===== Supplied information =====

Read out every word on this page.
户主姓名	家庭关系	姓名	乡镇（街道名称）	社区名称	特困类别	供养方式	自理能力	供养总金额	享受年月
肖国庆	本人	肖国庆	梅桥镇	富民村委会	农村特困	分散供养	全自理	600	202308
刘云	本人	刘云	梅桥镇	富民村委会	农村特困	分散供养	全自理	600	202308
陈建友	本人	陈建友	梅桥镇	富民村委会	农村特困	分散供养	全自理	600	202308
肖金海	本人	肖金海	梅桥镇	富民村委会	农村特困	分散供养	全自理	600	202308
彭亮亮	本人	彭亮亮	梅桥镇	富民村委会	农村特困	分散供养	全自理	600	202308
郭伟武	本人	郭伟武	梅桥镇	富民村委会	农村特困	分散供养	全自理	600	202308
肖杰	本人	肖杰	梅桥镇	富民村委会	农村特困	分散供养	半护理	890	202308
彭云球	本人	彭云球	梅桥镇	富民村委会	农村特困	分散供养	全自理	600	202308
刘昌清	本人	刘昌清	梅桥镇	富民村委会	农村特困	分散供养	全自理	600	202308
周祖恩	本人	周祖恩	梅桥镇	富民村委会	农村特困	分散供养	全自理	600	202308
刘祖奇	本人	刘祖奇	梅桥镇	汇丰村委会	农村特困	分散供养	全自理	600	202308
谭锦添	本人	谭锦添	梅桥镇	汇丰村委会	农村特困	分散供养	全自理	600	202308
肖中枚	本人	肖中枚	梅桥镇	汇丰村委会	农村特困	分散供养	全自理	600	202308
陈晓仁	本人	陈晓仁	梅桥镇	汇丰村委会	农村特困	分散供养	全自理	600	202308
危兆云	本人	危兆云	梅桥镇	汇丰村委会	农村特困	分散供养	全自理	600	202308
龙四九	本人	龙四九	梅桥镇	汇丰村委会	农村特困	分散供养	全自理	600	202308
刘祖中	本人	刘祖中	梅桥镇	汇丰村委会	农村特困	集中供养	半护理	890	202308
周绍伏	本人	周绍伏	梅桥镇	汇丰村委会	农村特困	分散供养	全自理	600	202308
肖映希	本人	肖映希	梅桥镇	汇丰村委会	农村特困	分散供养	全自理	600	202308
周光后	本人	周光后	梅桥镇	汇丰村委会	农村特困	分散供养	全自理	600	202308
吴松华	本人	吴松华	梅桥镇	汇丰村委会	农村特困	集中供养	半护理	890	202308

=====

Reproduce each line verbatim.

Solution to this exercise:
Read out every word on this page.
户主姓名	家庭关系	姓名	乡镇（街道名称）	社区名称	特困类别	供养方式	自理能力	供养总金额	享受年月
肖国庆	本人	肖国庆	梅桥镇	富民村委会	农村特困	分散供养	全自理	600	202308
刘云	本人	刘云	梅桥镇	富民村委会	农村特困	分散供养	全自理	600	202308
陈建友	本人	陈建友	梅桥镇	富民村委会	农村特困	分散供养	全自理	600	202308
肖金海	本人	肖金海	梅桥镇	富民村委会	农村特困	分散供养	全自理	600	202308
彭亮亮	本人	彭亮亮	梅桥镇	富民村委会	农村特困	分散供养	全自理	600	202308
郭伟武	本人	郭伟武	梅桥镇	富民村委会	农村特困	分散供养	全自理	600	202308
肖杰	本人	肖杰	梅桥镇	富民村委会	农村特困	分散供养	半护理	890	202308
彭云球	本人	彭云球	梅桥镇	富民村委会	农村特困	分散供养	全自理	600	202308
刘昌清	本人	刘昌清	梅桥镇	富民村委会	农村特困	分散供养	全自理	600	202308
周祖恩	本人	周祖恩	梅桥镇	富民村委会	农村特困	分散供养	全自理	600	202308
刘祖奇	本人	刘祖奇	梅桥镇	汇丰村委会	农村特困	分散供养	全自理	600	202308
谭锦添	本人	谭锦添	梅桥镇	汇丰村委会	农村特困	分散供养	全自理	600	202308
肖中枚	本人	肖中枚	梅桥镇	汇丰村委会	农村特困	分散供养	全自理	600	202308
陈晓仁	本人	陈晓仁	梅桥镇	汇丰村委会	农村特困	分散供养	全自理	600	202308
危兆云	本人	危兆云	梅桥镇	汇丰村委会	农村特困	分散供养	全自理	600	202308
龙四九	本人	龙四九	梅桥镇	汇丰村委会	农村特困	分散供养	全自理	600	202308
刘祖中	本人	刘祖中	梅桥镇	汇丰村委会	农村特困	集中供养	半护理	890	202308
周绍伏	本人	周绍伏	梅桥镇	汇丰村委会	农村特困	分散供养	全自理	600	202308
肖映希	本人	肖映希	梅桥镇	汇丰村委会	农村特困	分散供养	全自理	600	202308
周光后	本人	周光后	梅桥镇	汇丰村委会	农村特困	分散供养	全自理	600	202308
吴松华	本人	吴松华	梅桥镇	汇丰村委会	农村特困	集中供养	半护理	890	202308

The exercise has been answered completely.